Present the data below as a Markdown table with the columns "Row" and "Line", one numbered row per line and no blank lines. Leave out the pictures.

_Extracted entries:_

——

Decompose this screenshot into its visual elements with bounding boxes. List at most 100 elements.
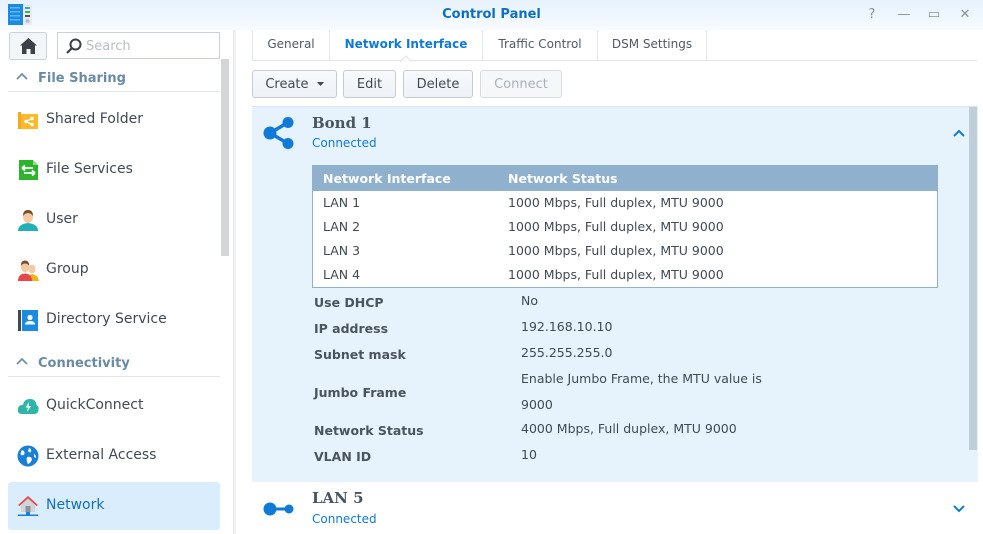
help-button[interactable]: ? bbox=[863, 6, 881, 24]
sidebar-item-network[interactable]: Network bbox=[8, 482, 220, 530]
tab-traffic-control[interactable]: Traffic Control bbox=[483, 30, 598, 60]
sidebar-item-file-services[interactable]: File Services bbox=[8, 146, 220, 194]
active-tab-caret bbox=[400, 55, 412, 62]
tab-dsm-settings[interactable]: DSM Settings bbox=[598, 30, 707, 60]
prop-label-network-status: Network Status bbox=[314, 423, 424, 438]
help-icon: ? bbox=[868, 7, 876, 22]
tab-label: General bbox=[267, 37, 315, 51]
close-button[interactable]: ✕ bbox=[956, 6, 974, 24]
prop-value-jumbo-frame: Enable Jumbo Frame, the MTU value is 900… bbox=[521, 371, 762, 412]
sidebar: File Sharing Shared Folder File Services… bbox=[0, 30, 236, 534]
network-house-icon bbox=[18, 496, 38, 516]
tab-label: Network Interface bbox=[344, 37, 468, 51]
connect-button[interactable]: Connect bbox=[480, 70, 562, 98]
interface-card-lan-5[interactable]: LAN 5 Connected bbox=[252, 483, 978, 534]
sidebar-item-label: File Services bbox=[46, 161, 133, 177]
cell-interface: LAN 1 bbox=[323, 195, 361, 210]
create-button[interactable]: Create bbox=[252, 70, 337, 98]
tab-general[interactable]: General bbox=[252, 30, 330, 60]
interface-name: LAN 5 bbox=[312, 489, 364, 507]
tab-label: Traffic Control bbox=[498, 37, 582, 51]
cell-status: 1000 Mbps, Full duplex, MTU 9000 bbox=[508, 195, 724, 210]
prop-label-subnet-mask: Subnet mask bbox=[314, 347, 406, 362]
cell-interface: LAN 3 bbox=[323, 243, 361, 258]
content-scrollbar[interactable] bbox=[969, 107, 977, 450]
table-row: LAN 1 1000 Mbps, Full duplex, MTU 9000 bbox=[313, 191, 937, 215]
group-header-file-sharing[interactable]: File Sharing bbox=[8, 64, 220, 92]
prop-value-network-status: 4000 Mbps, Full duplex, MTU 9000 bbox=[521, 421, 737, 436]
interface-status: Connected bbox=[312, 512, 377, 526]
cell-interface: LAN 2 bbox=[323, 219, 361, 234]
shared-folder-icon bbox=[18, 112, 38, 129]
column-header-network-status: Network Status bbox=[508, 171, 618, 186]
main-content: General Network Interface Traffic Contro… bbox=[236, 30, 983, 534]
close-icon: ✕ bbox=[959, 7, 971, 22]
sidebar-item-directory-service[interactable]: Directory Service bbox=[8, 296, 220, 344]
chevron-up-icon bbox=[16, 72, 28, 80]
interface-list: Bond 1 Connected Network Interface Netwo… bbox=[252, 106, 978, 534]
search-icon bbox=[66, 38, 82, 54]
interface-card-bond-1[interactable]: Bond 1 Connected Network Interface Netwo… bbox=[252, 107, 978, 482]
sidebar-item-external-access[interactable]: External Access bbox=[8, 432, 220, 480]
cell-status: 1000 Mbps, Full duplex, MTU 9000 bbox=[508, 219, 724, 234]
cell-status: 1000 Mbps, Full duplex, MTU 9000 bbox=[508, 243, 724, 258]
interface-status: Connected bbox=[312, 136, 377, 150]
interface-name: Bond 1 bbox=[312, 114, 372, 132]
tab-bar: General Network Interface Traffic Contro… bbox=[252, 30, 977, 62]
connect-label: Connect bbox=[494, 76, 548, 92]
sidebar-item-quickconnect[interactable]: QuickConnect bbox=[8, 382, 220, 430]
sidebar-item-label: External Access bbox=[46, 447, 157, 463]
maximize-button[interactable]: ▭ bbox=[925, 6, 943, 24]
user-icon bbox=[18, 210, 38, 231]
table-header: Network Interface Network Status bbox=[313, 166, 937, 191]
search-field[interactable] bbox=[57, 32, 220, 59]
prop-value-use-dhcp: No bbox=[521, 293, 538, 308]
prop-label-use-dhcp: Use DHCP bbox=[314, 295, 384, 310]
prop-value-vlan-id: 10 bbox=[521, 447, 537, 462]
sidebar-item-label: User bbox=[46, 211, 78, 227]
table-row: LAN 3 1000 Mbps, Full duplex, MTU 9000 bbox=[313, 239, 937, 263]
sidebar-scrollbar[interactable] bbox=[221, 59, 229, 256]
sidebar-item-group[interactable]: Group bbox=[8, 246, 220, 294]
group-icon bbox=[18, 260, 39, 281]
search-input[interactable] bbox=[86, 37, 211, 55]
prop-label-jumbo-frame: Jumbo Frame bbox=[314, 385, 407, 400]
window-title: Control Panel bbox=[442, 7, 541, 22]
file-services-icon bbox=[19, 160, 38, 180]
chevron-up-icon[interactable] bbox=[951, 125, 967, 141]
bond-share-icon bbox=[263, 117, 294, 149]
title-bar: Control Panel ? — ▭ ✕ bbox=[0, 0, 983, 30]
edit-button[interactable]: Edit bbox=[343, 70, 396, 98]
sidebar-item-label: QuickConnect bbox=[46, 397, 144, 413]
sidebar-item-user[interactable]: User bbox=[8, 196, 220, 244]
quickconnect-icon bbox=[17, 399, 39, 414]
cell-status: 1000 Mbps, Full duplex, MTU 9000 bbox=[508, 267, 724, 282]
home-button[interactable] bbox=[9, 32, 47, 60]
directory-service-icon bbox=[18, 310, 38, 331]
home-icon bbox=[20, 38, 37, 54]
maximize-icon: ▭ bbox=[927, 7, 941, 22]
edit-label: Edit bbox=[356, 76, 383, 92]
delete-label: Delete bbox=[416, 76, 460, 92]
sidebar-item-label: Shared Folder bbox=[46, 111, 144, 127]
cell-interface: LAN 4 bbox=[323, 267, 361, 282]
table-row: LAN 2 1000 Mbps, Full duplex, MTU 9000 bbox=[313, 215, 937, 239]
column-header-network-interface: Network Interface bbox=[323, 171, 451, 186]
minimize-icon: — bbox=[897, 7, 911, 22]
group-label: Connectivity bbox=[38, 356, 130, 371]
globe-icon bbox=[17, 445, 39, 467]
create-label: Create bbox=[265, 76, 309, 92]
chevron-up-icon bbox=[16, 357, 28, 365]
dropdown-caret-icon bbox=[316, 82, 324, 86]
sidebar-item-shared-folder[interactable]: Shared Folder bbox=[8, 96, 220, 144]
group-header-connectivity[interactable]: Connectivity bbox=[8, 349, 220, 377]
minimize-button[interactable]: — bbox=[895, 6, 913, 24]
delete-button[interactable]: Delete bbox=[403, 70, 473, 98]
prop-label-ip-address: IP address bbox=[314, 321, 389, 336]
member-interfaces-table: Network Interface Network Status LAN 1 1… bbox=[312, 165, 938, 288]
tab-label: DSM Settings bbox=[611, 37, 693, 51]
sidebar-item-label: Directory Service bbox=[46, 311, 167, 327]
chevron-down-icon[interactable] bbox=[951, 501, 967, 517]
sidebar-item-label: Network bbox=[46, 497, 105, 513]
sidebar-item-label: Group bbox=[46, 261, 89, 277]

——

_Exercise output:_
| Row | Line |
|---|---|
| 1 | Decompose this screenshot into its visual elements with bounding boxes. List at most 100 elements. |
| 2 | help-button[interactable]: ? bbox=[863, 6, 881, 24] |
| 3 | sidebar-item-network[interactable]: Network bbox=[8, 482, 220, 530] |
| 4 | tab-traffic-control[interactable]: Traffic Control bbox=[483, 30, 598, 60] |
| 5 | sidebar-item-file-services[interactable]: File Services bbox=[8, 146, 220, 194] |
| 6 | active-tab-caret bbox=[400, 55, 412, 62] |
| 7 | tab-dsm-settings[interactable]: DSM Settings bbox=[598, 30, 707, 60] |
| 8 | prop-label-network-status: Network Status bbox=[314, 423, 424, 438] |
| 9 | help-icon: ? bbox=[868, 7, 876, 22] |
| 10 | tab-label: General bbox=[267, 37, 315, 51] |
| 11 | close-button[interactable]: ✕ bbox=[956, 6, 974, 24] |
| 12 | prop-value-jumbo-frame: Enable Jumbo Frame, the MTU value is 900… bbox=[521, 371, 762, 412] |
| 13 | sidebar: File Sharing Shared Folder File Services… bbox=[0, 30, 236, 534] |
| 14 | network-house-icon bbox=[18, 496, 38, 516] |
| 15 | tab-label: Network Interface bbox=[344, 37, 468, 51] |
| 16 | connect-button[interactable]: Connect bbox=[480, 70, 562, 98] |
| 17 | interface-card-lan-5[interactable]: LAN 5 Connected bbox=[252, 483, 978, 534] |
| 18 | sidebar-item-label: File Services bbox=[46, 161, 133, 177] |
| 19 | cell-interface: LAN 1 bbox=[323, 195, 361, 210] |
| 20 | create-button[interactable]: Create bbox=[252, 70, 337, 98] |
| 21 | tab-general[interactable]: General bbox=[252, 30, 330, 60] |
| 22 | interface-name: LAN 5 bbox=[312, 489, 364, 507] |
| 23 | tab-label: Traffic Control bbox=[498, 37, 582, 51] |
| 24 | cell-status: 1000 Mbps, Full duplex, MTU 9000 bbox=[508, 195, 724, 210] |
| 25 | prop-label-subnet-mask: Subnet mask bbox=[314, 347, 406, 362] |
| 26 | cell-interface: LAN 3 bbox=[323, 243, 361, 258] |
| 27 | content-scrollbar[interactable] bbox=[969, 107, 977, 450] |
| 28 | table-row: LAN 1 1000 Mbps, Full duplex, MTU 9000 bbox=[313, 191, 937, 215] |
| 29 | group-header-file-sharing[interactable]: File Sharing bbox=[8, 64, 220, 92] |
| 30 | prop-value-network-status: 4000 Mbps, Full duplex, MTU 9000 bbox=[521, 421, 737, 436] |
| 31 | interface-status: Connected bbox=[312, 512, 377, 526] |
| 32 | cell-interface: LAN 2 bbox=[323, 219, 361, 234] |
| 33 | shared-folder-icon bbox=[18, 112, 38, 129] |
| 34 | column-header-network-status: Network Status bbox=[508, 171, 618, 186] |
| 35 | main-content: General Network Interface Traffic Contro… bbox=[236, 30, 983, 534] |
| 36 | close-icon: ✕ bbox=[959, 7, 971, 22] |
| 37 | sidebar-item-directory-service[interactable]: Directory Service bbox=[8, 296, 220, 344] |
| 38 | chevron-up-icon bbox=[16, 72, 28, 80] |
| 39 | interface-list: Bond 1 Connected Network Interface Netwo… bbox=[252, 106, 978, 534] |
| 40 | search-icon bbox=[66, 38, 82, 54] |
| 41 | interface-card-bond-1[interactable]: Bond 1 Connected Network Interface Netwo… bbox=[252, 107, 978, 482] |
| 42 | sidebar-item-external-access[interactable]: External Access bbox=[8, 432, 220, 480] |
| 43 | cell-status: 1000 Mbps, Full duplex, MTU 9000 bbox=[508, 219, 724, 234] |
| 44 | cell-status: 1000 Mbps, Full duplex, MTU 9000 bbox=[508, 243, 724, 258] |
| 45 | interface-status: Connected bbox=[312, 136, 377, 150] |
| 46 | interface-name: Bond 1 bbox=[312, 114, 372, 132] |
| 47 | tab-bar: General Network Interface Traffic Contro… bbox=[252, 30, 977, 62] |
| 48 | connect-label: Connect bbox=[494, 76, 548, 92] |
| 49 | sidebar-item-quickconnect[interactable]: QuickConnect bbox=[8, 382, 220, 430] |
| 50 | sidebar-item-label: External Access bbox=[46, 447, 157, 463] |
| 51 | maximize-button[interactable]: ▭ bbox=[925, 6, 943, 24] |
| 52 | user-icon bbox=[18, 210, 38, 231] |
| 53 | table-header: Network Interface Network Status bbox=[313, 166, 937, 191] |
| 54 | search-field[interactable] bbox=[57, 32, 220, 59] |
| 55 | prop-value-use-dhcp: No bbox=[521, 293, 538, 308] |
| 56 | prop-label-use-dhcp: Use DHCP bbox=[314, 295, 384, 310] |
| 57 | prop-value-vlan-id: 10 bbox=[521, 447, 537, 462] |
| 58 | sidebar-item-label: User bbox=[46, 211, 78, 227] |
| 59 | table-row: LAN 3 1000 Mbps, Full duplex, MTU 9000 bbox=[313, 239, 937, 263] |
| 60 | sidebar-scrollbar[interactable] bbox=[221, 59, 229, 256] |
| 61 | sidebar-item-group[interactable]: Group bbox=[8, 246, 220, 294] |
| 62 | group-icon bbox=[18, 260, 39, 281] |
| 63 | search-input[interactable] bbox=[86, 37, 211, 55] |
| 64 | prop-label-jumbo-frame: Jumbo Frame bbox=[314, 385, 407, 400] |
| 65 | window-title: Control Panel bbox=[442, 7, 541, 22] |
| 66 | file-services-icon bbox=[19, 160, 38, 180] |
| 67 | chevron-up-icon[interactable] bbox=[951, 125, 967, 141] |
| 68 | bond-share-icon bbox=[263, 117, 294, 149] |
| 69 | title-bar: Control Panel ? — ▭ ✕ bbox=[0, 0, 983, 30] |
| 70 | edit-button[interactable]: Edit bbox=[343, 70, 396, 98] |
| 71 | sidebar-item-label: QuickConnect bbox=[46, 397, 144, 413] |
| 72 | sidebar-item-user[interactable]: User bbox=[8, 196, 220, 244] |
| 73 | quickconnect-icon bbox=[17, 399, 39, 414] |
| 74 | cell-status: 1000 Mbps, Full duplex, MTU 9000 bbox=[508, 267, 724, 282] |
| 75 | home-button[interactable] bbox=[9, 32, 47, 60] |
| 76 | directory-service-icon bbox=[18, 310, 38, 331] |
| 77 | home-icon bbox=[20, 38, 37, 54] |
| 78 | maximize-icon: ▭ bbox=[927, 7, 941, 22] |
| 79 | edit-label: Edit bbox=[356, 76, 383, 92] |
| 80 | delete-label: Delete bbox=[416, 76, 460, 92] |
| 81 | sidebar-item-label: Shared Folder bbox=[46, 111, 144, 127] |
| 82 | cell-interface: LAN 4 bbox=[323, 267, 361, 282] |
| 83 | table-row: LAN 2 1000 Mbps, Full duplex, MTU 9000 bbox=[313, 215, 937, 239] |
| 84 | column-header-network-interface: Network Interface bbox=[323, 171, 451, 186] |
| 85 | minimize-icon: — bbox=[897, 7, 911, 22] |
| 86 | group-label: Connectivity bbox=[38, 356, 130, 371] |
| 87 | globe-icon bbox=[17, 445, 39, 467] |
| 88 | create-label: Create bbox=[265, 76, 309, 92] |
| 89 | chevron-up-icon bbox=[16, 357, 28, 365] |
| 90 | dropdown-caret-icon bbox=[316, 82, 324, 86] |
| 91 | sidebar-item-shared-folder[interactable]: Shared Folder bbox=[8, 96, 220, 144] |
| 92 | group-header-connectivity[interactable]: Connectivity bbox=[8, 349, 220, 377] |
| 93 | minimize-button[interactable]: — bbox=[895, 6, 913, 24] |
| 94 | delete-button[interactable]: Delete bbox=[403, 70, 473, 98] |
| 95 | prop-label-ip-address: IP address bbox=[314, 321, 389, 336] |
| 96 | member-interfaces-table: Network Interface Network Status LAN 1 1… bbox=[312, 165, 938, 288] |
| 97 | tab-label: DSM Settings bbox=[611, 37, 693, 51] |
| 98 | sidebar-item-label: Directory Service bbox=[46, 311, 167, 327] |
| 99 | chevron-down-icon[interactable] bbox=[951, 501, 967, 517] |
| 100 | sidebar-item-label: Network bbox=[46, 497, 105, 513] |
| 101 | sidebar-item-label: Group bbox=[46, 261, 89, 277] |